Segment Start: Source information

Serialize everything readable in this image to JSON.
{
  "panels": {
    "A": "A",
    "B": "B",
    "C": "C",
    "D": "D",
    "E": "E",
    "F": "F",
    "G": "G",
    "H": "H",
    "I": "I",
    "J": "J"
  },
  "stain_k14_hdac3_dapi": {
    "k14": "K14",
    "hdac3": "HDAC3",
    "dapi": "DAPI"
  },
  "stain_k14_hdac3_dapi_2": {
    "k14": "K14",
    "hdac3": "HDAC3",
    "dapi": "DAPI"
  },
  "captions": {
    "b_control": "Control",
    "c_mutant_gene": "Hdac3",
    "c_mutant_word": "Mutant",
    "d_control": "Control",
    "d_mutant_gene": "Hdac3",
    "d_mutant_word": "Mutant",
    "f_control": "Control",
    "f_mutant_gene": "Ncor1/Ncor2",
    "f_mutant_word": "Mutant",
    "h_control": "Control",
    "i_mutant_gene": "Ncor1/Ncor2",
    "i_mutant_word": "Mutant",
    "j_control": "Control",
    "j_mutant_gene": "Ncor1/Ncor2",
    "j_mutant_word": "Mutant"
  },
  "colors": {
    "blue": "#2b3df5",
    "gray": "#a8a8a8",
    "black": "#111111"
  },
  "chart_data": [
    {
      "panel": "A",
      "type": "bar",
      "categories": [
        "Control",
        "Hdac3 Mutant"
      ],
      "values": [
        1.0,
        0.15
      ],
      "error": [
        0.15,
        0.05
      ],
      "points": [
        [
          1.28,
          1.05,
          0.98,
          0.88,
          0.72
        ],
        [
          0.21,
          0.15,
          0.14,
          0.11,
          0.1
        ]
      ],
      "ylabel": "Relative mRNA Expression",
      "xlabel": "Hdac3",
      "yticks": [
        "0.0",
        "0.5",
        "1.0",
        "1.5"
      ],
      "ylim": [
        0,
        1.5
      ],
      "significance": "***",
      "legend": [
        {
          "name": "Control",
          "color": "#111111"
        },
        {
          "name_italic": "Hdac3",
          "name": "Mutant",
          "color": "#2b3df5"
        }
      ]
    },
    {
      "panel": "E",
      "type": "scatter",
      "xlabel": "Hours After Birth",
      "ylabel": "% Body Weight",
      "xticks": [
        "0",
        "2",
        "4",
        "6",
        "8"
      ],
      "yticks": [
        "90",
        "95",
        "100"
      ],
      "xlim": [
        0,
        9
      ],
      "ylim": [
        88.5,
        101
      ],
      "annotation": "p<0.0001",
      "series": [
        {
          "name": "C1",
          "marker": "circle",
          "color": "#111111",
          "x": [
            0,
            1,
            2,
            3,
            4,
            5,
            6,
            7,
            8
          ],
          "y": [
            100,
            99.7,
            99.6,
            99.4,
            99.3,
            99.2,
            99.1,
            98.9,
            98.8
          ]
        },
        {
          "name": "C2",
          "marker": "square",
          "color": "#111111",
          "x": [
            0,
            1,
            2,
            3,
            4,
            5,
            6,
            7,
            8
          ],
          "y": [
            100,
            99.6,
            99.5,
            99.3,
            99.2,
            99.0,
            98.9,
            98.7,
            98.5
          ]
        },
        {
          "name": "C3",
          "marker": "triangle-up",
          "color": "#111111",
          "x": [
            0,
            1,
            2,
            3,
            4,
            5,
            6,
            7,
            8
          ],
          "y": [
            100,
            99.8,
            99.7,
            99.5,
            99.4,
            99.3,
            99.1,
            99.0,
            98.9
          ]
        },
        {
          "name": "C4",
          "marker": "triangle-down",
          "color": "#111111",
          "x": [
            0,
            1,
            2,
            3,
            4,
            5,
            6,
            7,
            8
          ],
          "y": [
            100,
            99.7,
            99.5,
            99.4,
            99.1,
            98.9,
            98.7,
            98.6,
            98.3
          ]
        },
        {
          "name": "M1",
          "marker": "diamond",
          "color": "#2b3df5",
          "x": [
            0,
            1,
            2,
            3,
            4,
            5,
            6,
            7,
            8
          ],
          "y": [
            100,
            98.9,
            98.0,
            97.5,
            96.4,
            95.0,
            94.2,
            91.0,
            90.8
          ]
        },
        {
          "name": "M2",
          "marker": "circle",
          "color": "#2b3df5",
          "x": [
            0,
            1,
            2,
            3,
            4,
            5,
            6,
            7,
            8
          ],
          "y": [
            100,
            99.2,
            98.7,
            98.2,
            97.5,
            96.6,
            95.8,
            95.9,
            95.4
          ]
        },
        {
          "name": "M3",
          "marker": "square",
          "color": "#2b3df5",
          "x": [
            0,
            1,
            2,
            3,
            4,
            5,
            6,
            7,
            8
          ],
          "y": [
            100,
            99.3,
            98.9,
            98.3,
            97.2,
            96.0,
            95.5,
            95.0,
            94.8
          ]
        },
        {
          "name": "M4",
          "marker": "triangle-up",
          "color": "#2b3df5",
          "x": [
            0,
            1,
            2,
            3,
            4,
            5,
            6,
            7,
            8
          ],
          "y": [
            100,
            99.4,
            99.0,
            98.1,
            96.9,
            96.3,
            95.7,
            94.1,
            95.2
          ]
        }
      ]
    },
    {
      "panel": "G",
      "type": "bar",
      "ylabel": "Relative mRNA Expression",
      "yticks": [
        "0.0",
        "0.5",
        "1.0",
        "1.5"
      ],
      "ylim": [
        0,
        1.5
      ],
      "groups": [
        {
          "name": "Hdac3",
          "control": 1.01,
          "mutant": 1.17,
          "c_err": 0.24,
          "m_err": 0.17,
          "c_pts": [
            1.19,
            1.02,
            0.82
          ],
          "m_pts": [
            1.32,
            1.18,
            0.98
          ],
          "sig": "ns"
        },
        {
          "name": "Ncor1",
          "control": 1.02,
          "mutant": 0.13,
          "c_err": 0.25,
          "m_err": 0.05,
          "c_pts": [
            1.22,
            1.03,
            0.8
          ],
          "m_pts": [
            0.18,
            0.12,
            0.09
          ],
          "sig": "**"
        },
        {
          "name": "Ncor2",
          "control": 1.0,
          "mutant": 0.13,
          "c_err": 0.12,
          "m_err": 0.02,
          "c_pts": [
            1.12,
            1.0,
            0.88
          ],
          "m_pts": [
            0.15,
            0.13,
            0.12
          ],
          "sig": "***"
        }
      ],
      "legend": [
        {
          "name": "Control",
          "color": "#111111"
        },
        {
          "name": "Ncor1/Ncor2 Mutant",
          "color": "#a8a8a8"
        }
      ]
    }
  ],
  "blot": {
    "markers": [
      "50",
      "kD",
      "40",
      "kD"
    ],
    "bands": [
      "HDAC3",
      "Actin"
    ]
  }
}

Segment End: Source information

**What needs to be done**
Return every record above exactly as written.

**The completed task**
Serialize everything readable in this image to JSON.
{
  "panels": {
    "A": "A",
    "B": "B",
    "C": "C",
    "D": "D",
    "E": "E",
    "F": "F",
    "G": "G",
    "H": "H",
    "I": "I",
    "J": "J"
  },
  "stain_k14_hdac3_dapi": {
    "k14": "K14",
    "hdac3": "HDAC3",
    "dapi": "DAPI"
  },
  "stain_k14_hdac3_dapi_2": {
    "k14": "K14",
    "hdac3": "HDAC3",
    "dapi": "DAPI"
  },
  "captions": {
    "b_control": "Control",
    "c_mutant_gene": "Hdac3",
    "c_mutant_word": "Mutant",
    "d_control": "Control",
    "d_mutant_gene": "Hdac3",
    "d_mutant_word": "Mutant",
    "f_control": "Control",
    "f_mutant_gene": "Ncor1/Ncor2",
    "f_mutant_word": "Mutant",
    "h_control": "Control",
    "i_mutant_gene": "Ncor1/Ncor2",
    "i_mutant_word": "Mutant",
    "j_control": "Control",
    "j_mutant_gene": "Ncor1/Ncor2",
    "j_mutant_word": "Mutant"
  },
  "colors": {
    "blue": "#2b3df5",
    "gray": "#a8a8a8",
    "black": "#111111"
  },
  "chart_data": [
    {
      "panel": "A",
      "type": "bar",
      "categories": [
        "Control",
        "Hdac3 Mutant"
      ],
      "values": [
        1.0,
        0.15
      ],
      "error": [
        0.15,
        0.05
      ],
      "points": [
        [
          1.28,
          1.05,
          0.98,
          0.88,
          0.72
        ],
        [
          0.21,
          0.15,
          0.14,
          0.11,
          0.1
        ]
      ],
      "ylabel": "Relative mRNA Expression",
      "xlabel": "Hdac3",
      "yticks": [
        "0.0",
        "0.5",
        "1.0",
        "1.5"
      ],
      "ylim": [
        0,
        1.5
      ],
      "significance": "***",
      "legend": [
        {
          "name": "Control",
          "color": "#111111"
        },
        {
          "name_italic": "Hdac3",
          "name": "Mutant",
          "color": "#2b3df5"
        }
      ]
    },
    {
      "panel": "E",
      "type": "scatter",
      "xlabel": "Hours After Birth",
      "ylabel": "% Body Weight",
      "xticks": [
        "0",
        "2",
        "4",
        "6",
        "8"
      ],
      "yticks": [
        "90",
        "95",
        "100"
      ],
      "xlim": [
        0,
        9
      ],
      "ylim": [
        88.5,
        101
      ],
      "annotation": "p<0.0001",
      "series": [
        {
          "name": "C1",
          "marker": "circle",
          "color": "#111111",
          "x": [
            0,
            1,
            2,
            3,
            4,
            5,
            6,
            7,
            8
          ],
          "y": [
            100,
            99.7,
            99.6,
            99.4,
            99.3,
            99.2,
            99.1,
            98.9,
            98.8
          ]
        },
        {
          "name": "C2",
          "marker": "square",
          "color": "#111111",
          "x": [
            0,
            1,
            2,
            3,
            4,
            5,
            6,
            7,
            8
          ],
          "y": [
            100,
            99.6,
            99.5,
            99.3,
            99.2,
            99.0,
            98.9,
            98.7,
            98.5
          ]
        },
        {
          "name": "C3",
          "marker": "triangle-up",
          "color": "#111111",
          "x": [
            0,
            1,
            2,
            3,
            4,
            5,
            6,
            7,
            8
          ],
          "y": [
            100,
            99.8,
            99.7,
            99.5,
            99.4,
            99.3,
            99.1,
            99.0,
            98.9
          ]
        },
        {
          "name": "C4",
          "marker": "triangle-down",
          "color": "#111111",
          "x": [
            0,
            1,
            2,
            3,
            4,
            5,
            6,
            7,
            8
          ],
          "y": [
            100,
            99.7,
            99.5,
            99.4,
            99.1,
            98.9,
            98.7,
            98.6,
            98.3
          ]
        },
        {
          "name": "M1",
          "marker": "diamond",
          "color": "#2b3df5",
          "x": [
            0,
            1,
            2,
            3,
            4,
            5,
            6,
            7,
            8
          ],
          "y": [
            100,
            98.9,
            98.0,
            97.5,
            96.4,
            95.0,
            94.2,
            91.0,
            90.8
          ]
        },
        {
          "name": "M2",
          "marker": "circle",
          "color": "#2b3df5",
          "x": [
            0,
            1,
            2,
            3,
            4,
            5,
            6,
            7,
            8
          ],
          "y": [
            100,
            99.2,
            98.7,
            98.2,
            97.5,
            96.6,
            95.8,
            95.9,
            95.4
          ]
        },
        {
          "name": "M3",
          "marker": "square",
          "color": "#2b3df5",
          "x": [
            0,
            1,
            2,
            3,
            4,
            5,
            6,
            7,
            8
          ],
          "y": [
            100,
            99.3,
            98.9,
            98.3,
            97.2,
            96.0,
            95.5,
            95.0,
            94.8
          ]
        },
        {
          "name": "M4",
          "marker": "triangle-up",
          "color": "#2b3df5",
          "x": [
            0,
            1,
            2,
            3,
            4,
            5,
            6,
            7,
            8
          ],
          "y": [
            100,
            99.4,
            99.0,
            98.1,
            96.9,
            96.3,
            95.7,
            94.1,
            95.2
          ]
        }
      ]
    },
    {
      "panel": "G",
      "type": "bar",
      "ylabel": "Relative mRNA Expression",
      "yticks": [
        "0.0",
        "0.5",
        "1.0",
        "1.5"
      ],
      "ylim": [
        0,
        1.5
      ],
      "groups": [
        {
          "name": "Hdac3",
          "control": 1.01,
          "mutant": 1.17,
          "c_err": 0.24,
          "m_err": 0.17,
          "c_pts": [
            1.19,
            1.02,
            0.82
          ],
          "m_pts": [
            1.32,
            1.18,
            0.98
          ],
          "sig": "ns"
        },
        {
          "name": "Ncor1",
          "control": 1.02,
          "mutant": 0.13,
          "c_err": 0.25,
          "m_err": 0.05,
          "c_pts": [
            1.22,
            1.03,
            0.8
          ],
          "m_pts": [
            0.18,
            0.12,
            0.09
          ],
          "sig": "**"
        },
        {
          "name": "Ncor2",
          "control": 1.0,
          "mutant": 0.13,
          "c_err": 0.12,
          "m_err": 0.02,
          "c_pts": [
            1.12,
            1.0,
            0.88
          ],
          "m_pts": [
            0.15,
            0.13,
            0.12
          ],
          "sig": "***"
        }
      ],
      "legend": [
        {
          "name": "Control",
          "color": "#111111"
        },
        {
          "name": "Ncor1/Ncor2 Mutant",
          "color": "#a8a8a8"
        }
      ]
    }
  ],
  "blot": {
    "markers": [
      "50",
      "kD",
      "40",
      "kD"
    ],
    "bands": [
      "HDAC3",
      "Actin"
    ]
  }
}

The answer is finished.